━━ Information given

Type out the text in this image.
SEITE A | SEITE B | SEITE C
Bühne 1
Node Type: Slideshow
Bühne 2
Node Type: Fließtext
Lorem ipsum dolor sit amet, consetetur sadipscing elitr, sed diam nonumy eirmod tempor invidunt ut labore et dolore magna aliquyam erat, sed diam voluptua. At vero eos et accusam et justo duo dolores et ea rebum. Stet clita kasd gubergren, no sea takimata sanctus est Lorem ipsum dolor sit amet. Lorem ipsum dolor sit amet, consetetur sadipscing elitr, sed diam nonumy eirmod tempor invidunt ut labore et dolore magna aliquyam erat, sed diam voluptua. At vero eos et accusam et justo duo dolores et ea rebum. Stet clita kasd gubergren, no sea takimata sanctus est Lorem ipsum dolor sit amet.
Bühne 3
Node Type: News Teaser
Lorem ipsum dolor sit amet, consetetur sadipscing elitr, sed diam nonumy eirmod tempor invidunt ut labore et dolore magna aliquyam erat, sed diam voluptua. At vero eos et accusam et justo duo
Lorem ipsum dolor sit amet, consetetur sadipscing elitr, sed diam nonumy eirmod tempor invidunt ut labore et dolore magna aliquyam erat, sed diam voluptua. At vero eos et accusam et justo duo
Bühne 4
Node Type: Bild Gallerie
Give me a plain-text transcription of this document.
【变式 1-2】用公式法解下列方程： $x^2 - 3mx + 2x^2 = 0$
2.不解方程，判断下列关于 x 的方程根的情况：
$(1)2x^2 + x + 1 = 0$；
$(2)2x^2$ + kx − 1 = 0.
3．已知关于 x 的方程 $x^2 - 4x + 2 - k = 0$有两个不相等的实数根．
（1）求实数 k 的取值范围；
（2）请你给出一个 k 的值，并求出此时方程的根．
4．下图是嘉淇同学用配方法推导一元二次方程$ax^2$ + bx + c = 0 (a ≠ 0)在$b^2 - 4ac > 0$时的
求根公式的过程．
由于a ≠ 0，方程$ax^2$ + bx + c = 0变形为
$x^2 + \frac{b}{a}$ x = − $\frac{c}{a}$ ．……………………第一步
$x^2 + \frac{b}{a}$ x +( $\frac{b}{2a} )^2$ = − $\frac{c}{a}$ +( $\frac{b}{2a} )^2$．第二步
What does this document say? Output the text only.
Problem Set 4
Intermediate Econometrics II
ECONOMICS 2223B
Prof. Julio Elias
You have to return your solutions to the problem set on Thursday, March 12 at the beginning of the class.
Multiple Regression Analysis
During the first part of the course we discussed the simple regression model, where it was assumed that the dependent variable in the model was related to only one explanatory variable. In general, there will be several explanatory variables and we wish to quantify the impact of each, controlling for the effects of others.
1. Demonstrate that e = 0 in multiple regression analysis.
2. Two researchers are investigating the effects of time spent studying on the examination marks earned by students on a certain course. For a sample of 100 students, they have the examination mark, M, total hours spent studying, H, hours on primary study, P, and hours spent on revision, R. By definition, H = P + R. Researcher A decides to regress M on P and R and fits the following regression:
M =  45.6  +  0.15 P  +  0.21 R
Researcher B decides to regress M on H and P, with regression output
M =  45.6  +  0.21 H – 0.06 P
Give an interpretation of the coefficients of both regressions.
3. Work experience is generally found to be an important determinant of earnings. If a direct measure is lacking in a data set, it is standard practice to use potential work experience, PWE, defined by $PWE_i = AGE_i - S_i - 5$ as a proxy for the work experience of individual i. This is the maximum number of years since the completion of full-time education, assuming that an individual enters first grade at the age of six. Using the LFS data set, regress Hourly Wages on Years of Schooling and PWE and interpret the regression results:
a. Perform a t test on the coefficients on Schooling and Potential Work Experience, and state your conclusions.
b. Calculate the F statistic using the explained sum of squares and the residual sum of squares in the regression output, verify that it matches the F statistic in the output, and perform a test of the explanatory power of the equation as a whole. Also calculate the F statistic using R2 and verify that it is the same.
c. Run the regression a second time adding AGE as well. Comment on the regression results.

━━━━

### Requirement:
Make a verbatim copy of every entry shown above.

### Result of this task:
Type out the text in this image.
SEITE A | SEITE B | SEITE C
Bühne 1
Node Type: Slideshow
Bühne 2
Node Type: Fließtext
Lorem ipsum dolor sit amet, consetetur sadipscing elitr, sed diam nonumy eirmod tempor invidunt ut labore et dolore magna aliquyam erat, sed diam voluptua. At vero eos et accusam et justo duo dolores et ea rebum. Stet clita kasd gubergren, no sea takimata sanctus est Lorem ipsum dolor sit amet. Lorem ipsum dolor sit amet, consetetur sadipscing elitr, sed diam nonumy eirmod tempor invidunt ut labore et dolore magna aliquyam erat, sed diam voluptua. At vero eos et accusam et justo duo dolores et ea rebum. Stet clita kasd gubergren, no sea takimata sanctus est Lorem ipsum dolor sit amet.
Bühne 3
Node Type: News Teaser
Lorem ipsum dolor sit amet, consetetur sadipscing elitr, sed diam nonumy eirmod tempor invidunt ut labore et dolore magna aliquyam erat, sed diam voluptua. At vero eos et accusam et justo duo
Lorem ipsum dolor sit amet, consetetur sadipscing elitr, sed diam nonumy eirmod tempor invidunt ut labore et dolore magna aliquyam erat, sed diam voluptua. At vero eos et accusam et justo duo
Bühne 4
Node Type: Bild Gallerie
Give me a plain-text transcription of this document.
【变式 1-2】用公式法解下列方程： $x^2 - 3mx + 2x^2 = 0$
2.不解方程，判断下列关于 x 的方程根的情况：
$(1)2x^2 + x + 1 = 0$；
$(2)2x^2$ + kx − 1 = 0.
3．已知关于 x 的方程 $x^2 - 4x + 2 - k = 0$有两个不相等的实数根．
（1）求实数 k 的取值范围；
（2）请你给出一个 k 的值，并求出此时方程的根．
4．下图是嘉淇同学用配方法推导一元二次方程$ax^2$ + bx + c = 0 (a ≠ 0)在$b^2 - 4ac > 0$时的
求根公式的过程．
由于a ≠ 0，方程$ax^2$ + bx + c = 0变形为
$x^2 + \frac{b}{a}$ x = − $\frac{c}{a}$ ．……………………第一步
$x^2 + \frac{b}{a}$ x +( $\frac{b}{2a} )^2$ = − $\frac{c}{a}$ +( $\frac{b}{2a} )^2$．第二步
What does this document say? Output the text only.
Problem Set 4
Intermediate Econometrics II
ECONOMICS 2223B
Prof. Julio Elias
You have to return your solutions to the problem set on Thursday, March 12 at the beginning of the class.
Multiple Regression Analysis
During the first part of the course we discussed the simple regression model, where it was assumed that the dependent variable in the model was related to only one explanatory variable. In general, there will be several explanatory variables and we wish to quantify the impact of each, controlling for the effects of others.
1. Demonstrate that e = 0 in multiple regression analysis.
2. Two researchers are investigating the effects of time spent studying on the examination marks earned by students on a certain course. For a sample of 100 students, they have the examination mark, M, total hours spent studying, H, hours on primary study, P, and hours spent on revision, R. By definition, H = P + R. Researcher A decides to regress M on P and R and fits the following regression:
M =  45.6  +  0.15 P  +  0.21 R
Researcher B decides to regress M on H and P, with regression output
M =  45.6  +  0.21 H – 0.06 P
Give an interpretation of the coefficients of both regressions.
3. Work experience is generally found to be an important determinant of earnings. If a direct measure is lacking in a data set, it is standard practice to use potential work experience, PWE, defined by $PWE_i = AGE_i - S_i - 5$ as a proxy for the work experience of individual i. This is the maximum number of years since the completion of full-time education, assuming that an individual enters first grade at the age of six. Using the LFS data set, regress Hourly Wages on Years of Schooling and PWE and interpret the regression results:
a. Perform a t test on the coefficients on Schooling and Potential Work Experience, and state your conclusions.
b. Calculate the F statistic using the explained sum of squares and the residual sum of squares in the regression output, verify that it matches the F statistic in the output, and perform a test of the explanatory power of the equation as a whole. Also calculate the F statistic using R2 and verify that it is the same.
c. Run the regression a second time adding AGE as well. Comment on the regression results.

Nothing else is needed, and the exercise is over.